RECORDS FOR PROCESSING:
^^^^^^^^^^^^^^^^

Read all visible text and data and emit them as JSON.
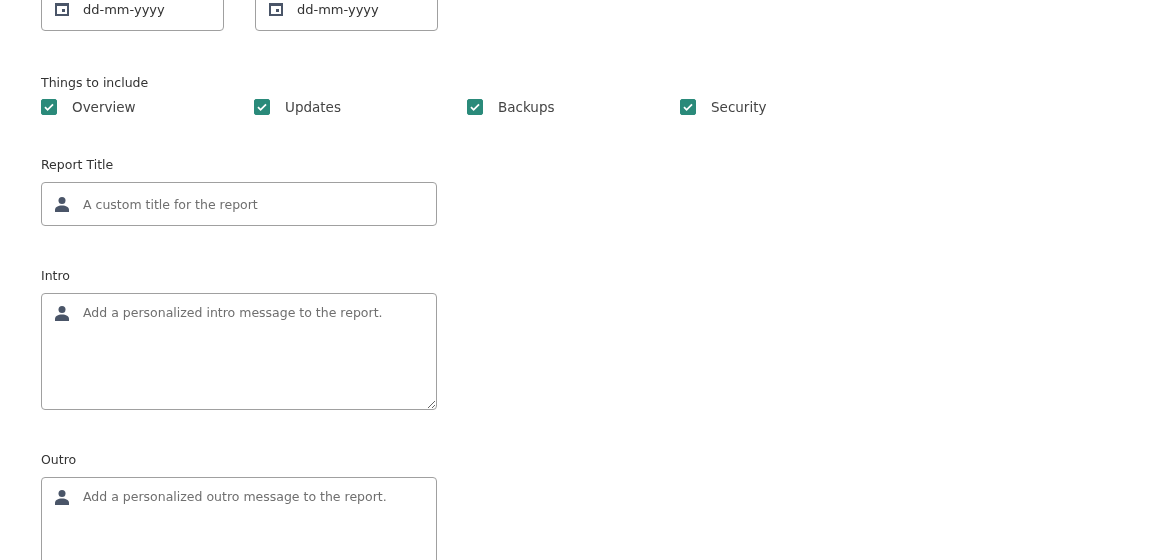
{
  "date_fields": [
    {
      "placeholder": "dd-mm-yyyy"
    },
    {
      "placeholder": "dd-mm-yyyy"
    }
  ],
  "include": {
    "label": "Things to include",
    "options": [
      {
        "label": "Overview",
        "checked": true
      },
      {
        "label": "Updates",
        "checked": true
      },
      {
        "label": "Backups",
        "checked": true
      },
      {
        "label": "Security",
        "checked": true
      }
    ]
  },
  "fields": [
    {
      "kind": "text",
      "label": "Report Title",
      "placeholder": "A custom title for the report"
    },
    {
      "kind": "textarea",
      "label": "Intro",
      "placeholder": "Add a personalized intro message to the report."
    },
    {
      "kind": "textarea",
      "label": "Outro",
      "placeholder": "Add a personalized outro message to the report."
    }
  ]
}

^^^^^^^^^^^^^^^^

REQUEST:
Leave out the pictures and print each record exactly as it stands.

EXERCISE RESPONSE:
Read all visible text and data and emit them as JSON.
{
  "date_fields": [
    {
      "placeholder": "dd-mm-yyyy"
    },
    {
      "placeholder": "dd-mm-yyyy"
    }
  ],
  "include": {
    "label": "Things to include",
    "options": [
      {
        "label": "Overview",
        "checked": true
      },
      {
        "label": "Updates",
        "checked": true
      },
      {
        "label": "Backups",
        "checked": true
      },
      {
        "label": "Security",
        "checked": true
      }
    ]
  },
  "fields": [
    {
      "kind": "text",
      "label": "Report Title",
      "placeholder": "A custom title for the report"
    },
    {
      "kind": "textarea",
      "label": "Intro",
      "placeholder": "Add a personalized intro message to the report."
    },
    {
      "kind": "textarea",
      "label": "Outro",
      "placeholder": "Add a personalized outro message to the report."
    }
  ]
}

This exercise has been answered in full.